> [Objective]:
Comb the records below for the string "EXPENSES" and copy each line where it turns up.

> [The input]:
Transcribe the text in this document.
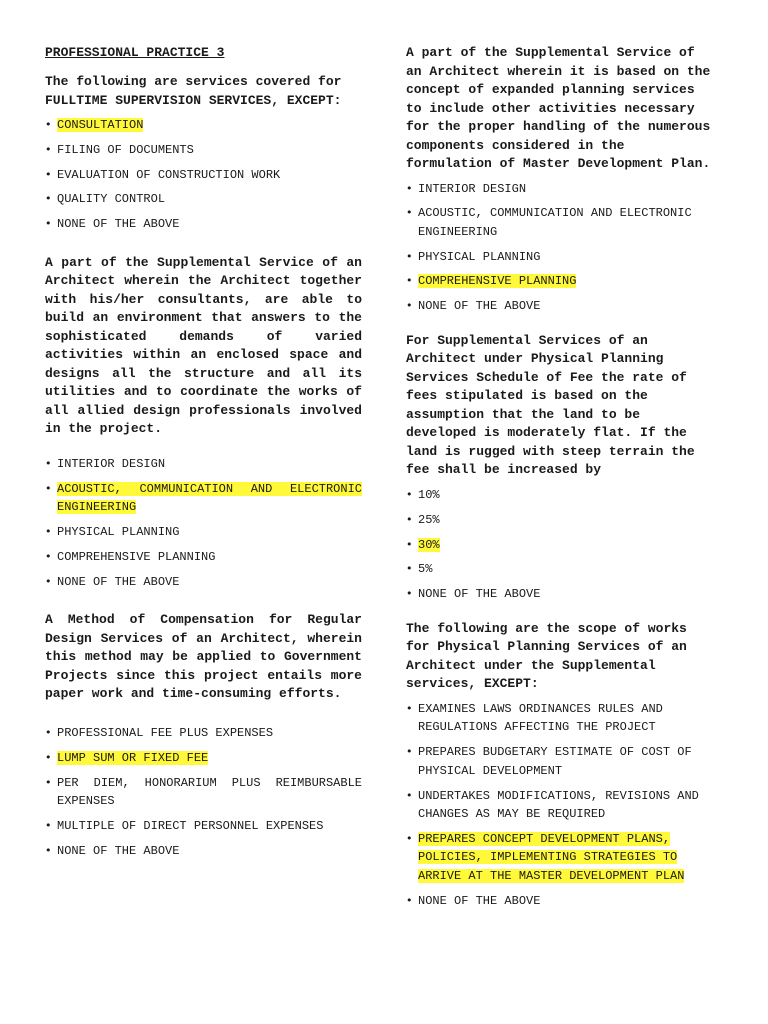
PROFESSIONAL PRACTICE 3
The following are services covered for FULLTIME SUPERVISION SERVICES, EXCEPT:
• CONSULTATION
• FILING OF DOCUMENTS
• EVALUATION OF CONSTRUCTION WORK
• QUALITY CONTROL
• NONE OF THE ABOVE
A part of the Supplemental Service of an Architect wherein the Architect together with his/her consultants, are able to build an environment that answers to the sophisticated demands of varied activities within an enclosed space and designs all the structure and all its utilities and to coordinate the works of all allied design professionals involved in the project.
• INTERIOR DESIGN
• ACOUSTIC, COMMUNICATION AND ELECTRONIC ENGINEERING
• PHYSICAL PLANNING
• COMPREHENSIVE PLANNING
• NONE OF THE ABOVE
A Method of Compensation for Regular Design Services of an Architect, wherein this method may be applied to Government Projects since this project entails more paper work and time-consuming efforts.
• PROFESSIONAL FEE PLUS EXPENSES
• LUMP SUM OR FIXED FEE
• PER DIEM, HONORARIUM PLUS REIMBURSABLE EXPENSES
• MULTIPLE OF DIRECT PERSONNEL EXPENSES
• NONE OF THE ABOVE
A part of the Supplemental Service of an Architect wherein it is based on the concept of expanded planning services to include other activities necessary for the proper handling of the numerous components considered in the formulation of Master Development Plan.
• INTERIOR DESIGN
• ACOUSTIC, COMMUNICATION AND ELECTRONIC ENGINEERING
• PHYSICAL PLANNING
• COMPREHENSIVE PLANNING
• NONE OF THE ABOVE
For Supplemental Services of an Architect under Physical Planning Services Schedule of Fee the rate of fees stipulated is based on the assumption that the land to be developed is moderately flat. If the land is rugged with steep terrain the fee shall be increased by
• 10%
• 25%
• 30%
• 5%
• NONE OF THE ABOVE
The following are the scope of works for Physical Planning Services of an Architect under the Supplemental services, EXCEPT:
• EXAMINES LAWS ORDINANCES RULES AND REGULATIONS AFFECTING THE PROJECT
• PREPARES BUDGETARY ESTIMATE OF COST OF PHYSICAL DEVELOPMENT
• UNDERTAKES MODIFICATIONS, REVISIONS AND CHANGES AS MAY BE REQUIRED
• PREPARES CONCEPT DEVELOPMENT PLANS, POLICIES, IMPLEMENTING STRATEGIES TO ARRIVE AT THE MASTER DEVELOPMENT PLAN
• NONE OF THE ABOVE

> [Result below]:
• PROFESSIONAL FEE PLUS EXPENSES
• PER DIEM, HONORARIUM PLUS REIMBURSABLE EXPENSES
• MULTIPLE OF DIRECT PERSONNEL EXPENSES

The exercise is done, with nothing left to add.